- [Task brief]: Repeat the listing below in full, exactly as it stands.

┄┄┄┄┄┄┄┄┄┄

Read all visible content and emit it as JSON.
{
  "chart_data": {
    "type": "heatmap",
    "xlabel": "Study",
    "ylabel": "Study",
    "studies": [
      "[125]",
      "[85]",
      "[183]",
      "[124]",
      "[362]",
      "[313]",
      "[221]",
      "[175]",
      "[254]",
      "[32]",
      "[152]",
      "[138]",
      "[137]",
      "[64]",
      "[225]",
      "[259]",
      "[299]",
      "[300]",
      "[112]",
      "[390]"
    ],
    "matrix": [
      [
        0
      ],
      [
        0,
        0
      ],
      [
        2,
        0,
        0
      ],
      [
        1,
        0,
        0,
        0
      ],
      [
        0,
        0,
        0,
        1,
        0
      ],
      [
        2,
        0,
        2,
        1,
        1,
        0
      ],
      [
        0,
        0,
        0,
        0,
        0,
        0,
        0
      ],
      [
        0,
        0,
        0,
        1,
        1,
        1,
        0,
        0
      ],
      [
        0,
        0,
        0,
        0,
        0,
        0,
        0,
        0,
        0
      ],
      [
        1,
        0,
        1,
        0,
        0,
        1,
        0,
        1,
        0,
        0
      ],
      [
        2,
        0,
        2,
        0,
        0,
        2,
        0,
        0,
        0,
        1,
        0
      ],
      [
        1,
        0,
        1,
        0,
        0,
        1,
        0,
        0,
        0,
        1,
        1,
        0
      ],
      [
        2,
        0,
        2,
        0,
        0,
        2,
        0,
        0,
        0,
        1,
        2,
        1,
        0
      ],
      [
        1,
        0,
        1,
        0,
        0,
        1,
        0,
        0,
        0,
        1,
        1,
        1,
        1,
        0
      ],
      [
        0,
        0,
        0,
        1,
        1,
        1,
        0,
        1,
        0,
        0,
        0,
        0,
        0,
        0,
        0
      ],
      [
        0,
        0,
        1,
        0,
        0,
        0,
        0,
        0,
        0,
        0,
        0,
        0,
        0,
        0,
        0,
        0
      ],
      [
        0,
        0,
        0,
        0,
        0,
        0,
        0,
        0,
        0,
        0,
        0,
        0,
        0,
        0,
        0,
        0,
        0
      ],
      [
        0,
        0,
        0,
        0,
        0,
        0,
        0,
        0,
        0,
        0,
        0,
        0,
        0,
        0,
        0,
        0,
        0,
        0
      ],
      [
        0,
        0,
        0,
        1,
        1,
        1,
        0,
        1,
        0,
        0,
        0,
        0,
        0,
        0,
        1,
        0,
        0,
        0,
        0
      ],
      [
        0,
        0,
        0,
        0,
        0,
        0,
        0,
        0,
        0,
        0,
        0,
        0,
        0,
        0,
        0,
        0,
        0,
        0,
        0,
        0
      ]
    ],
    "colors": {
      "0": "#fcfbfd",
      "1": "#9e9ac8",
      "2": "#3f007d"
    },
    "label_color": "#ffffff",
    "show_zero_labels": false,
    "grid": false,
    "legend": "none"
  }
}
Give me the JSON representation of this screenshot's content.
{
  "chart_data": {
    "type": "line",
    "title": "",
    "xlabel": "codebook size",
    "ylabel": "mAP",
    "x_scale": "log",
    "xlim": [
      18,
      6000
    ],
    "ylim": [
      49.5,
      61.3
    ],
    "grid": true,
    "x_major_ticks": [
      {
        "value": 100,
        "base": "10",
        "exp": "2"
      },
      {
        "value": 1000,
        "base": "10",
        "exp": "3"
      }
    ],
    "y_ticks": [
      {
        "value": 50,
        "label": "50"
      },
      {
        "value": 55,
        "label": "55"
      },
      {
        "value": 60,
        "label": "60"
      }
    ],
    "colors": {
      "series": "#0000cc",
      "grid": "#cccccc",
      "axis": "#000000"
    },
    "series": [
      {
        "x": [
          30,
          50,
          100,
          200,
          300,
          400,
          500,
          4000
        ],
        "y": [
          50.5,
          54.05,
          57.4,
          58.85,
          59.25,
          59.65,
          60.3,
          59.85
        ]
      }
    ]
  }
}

┄┄┄┄┄┄┄┄┄┄

- [Written solution]:
Read all visible content and emit it as JSON.
{
  "chart_data": {
    "type": "heatmap",
    "xlabel": "Study",
    "ylabel": "Study",
    "studies": [
      "[125]",
      "[85]",
      "[183]",
      "[124]",
      "[362]",
      "[313]",
      "[221]",
      "[175]",
      "[254]",
      "[32]",
      "[152]",
      "[138]",
      "[137]",
      "[64]",
      "[225]",
      "[259]",
      "[299]",
      "[300]",
      "[112]",
      "[390]"
    ],
    "matrix": [
      [
        0
      ],
      [
        0,
        0
      ],
      [
        2,
        0,
        0
      ],
      [
        1,
        0,
        0,
        0
      ],
      [
        0,
        0,
        0,
        1,
        0
      ],
      [
        2,
        0,
        2,
        1,
        1,
        0
      ],
      [
        0,
        0,
        0,
        0,
        0,
        0,
        0
      ],
      [
        0,
        0,
        0,
        1,
        1,
        1,
        0,
        0
      ],
      [
        0,
        0,
        0,
        0,
        0,
        0,
        0,
        0,
        0
      ],
      [
        1,
        0,
        1,
        0,
        0,
        1,
        0,
        1,
        0,
        0
      ],
      [
        2,
        0,
        2,
        0,
        0,
        2,
        0,
        0,
        0,
        1,
        0
      ],
      [
        1,
        0,
        1,
        0,
        0,
        1,
        0,
        0,
        0,
        1,
        1,
        0
      ],
      [
        2,
        0,
        2,
        0,
        0,
        2,
        0,
        0,
        0,
        1,
        2,
        1,
        0
      ],
      [
        1,
        0,
        1,
        0,
        0,
        1,
        0,
        0,
        0,
        1,
        1,
        1,
        1,
        0
      ],
      [
        0,
        0,
        0,
        1,
        1,
        1,
        0,
        1,
        0,
        0,
        0,
        0,
        0,
        0,
        0
      ],
      [
        0,
        0,
        1,
        0,
        0,
        0,
        0,
        0,
        0,
        0,
        0,
        0,
        0,
        0,
        0,
        0
      ],
      [
        0,
        0,
        0,
        0,
        0,
        0,
        0,
        0,
        0,
        0,
        0,
        0,
        0,
        0,
        0,
        0,
        0
      ],
      [
        0,
        0,
        0,
        0,
        0,
        0,
        0,
        0,
        0,
        0,
        0,
        0,
        0,
        0,
        0,
        0,
        0,
        0
      ],
      [
        0,
        0,
        0,
        1,
        1,
        1,
        0,
        1,
        0,
        0,
        0,
        0,
        0,
        0,
        1,
        0,
        0,
        0,
        0
      ],
      [
        0,
        0,
        0,
        0,
        0,
        0,
        0,
        0,
        0,
        0,
        0,
        0,
        0,
        0,
        0,
        0,
        0,
        0,
        0,
        0
      ]
    ],
    "colors": {
      "0": "#fcfbfd",
      "1": "#9e9ac8",
      "2": "#3f007d"
    },
    "label_color": "#ffffff",
    "show_zero_labels": false,
    "grid": false,
    "legend": "none"
  }
}
Give me the JSON representation of this screenshot's content.
{
  "chart_data": {
    "type": "line",
    "title": "",
    "xlabel": "codebook size",
    "ylabel": "mAP",
    "x_scale": "log",
    "xlim": [
      18,
      6000
    ],
    "ylim": [
      49.5,
      61.3
    ],
    "grid": true,
    "x_major_ticks": [
      {
        "value": 100,
        "base": "10",
        "exp": "2"
      },
      {
        "value": 1000,
        "base": "10",
        "exp": "3"
      }
    ],
    "y_ticks": [
      {
        "value": 50,
        "label": "50"
      },
      {
        "value": 55,
        "label": "55"
      },
      {
        "value": 60,
        "label": "60"
      }
    ],
    "colors": {
      "series": "#0000cc",
      "grid": "#cccccc",
      "axis": "#000000"
    },
    "series": [
      {
        "x": [
          30,
          50,
          100,
          200,
          300,
          400,
          500,
          4000
        ],
        "y": [
          50.5,
          54.05,
          57.4,
          58.85,
          59.25,
          59.65,
          60.3,
          59.85
        ]
      }
    ]
  }
}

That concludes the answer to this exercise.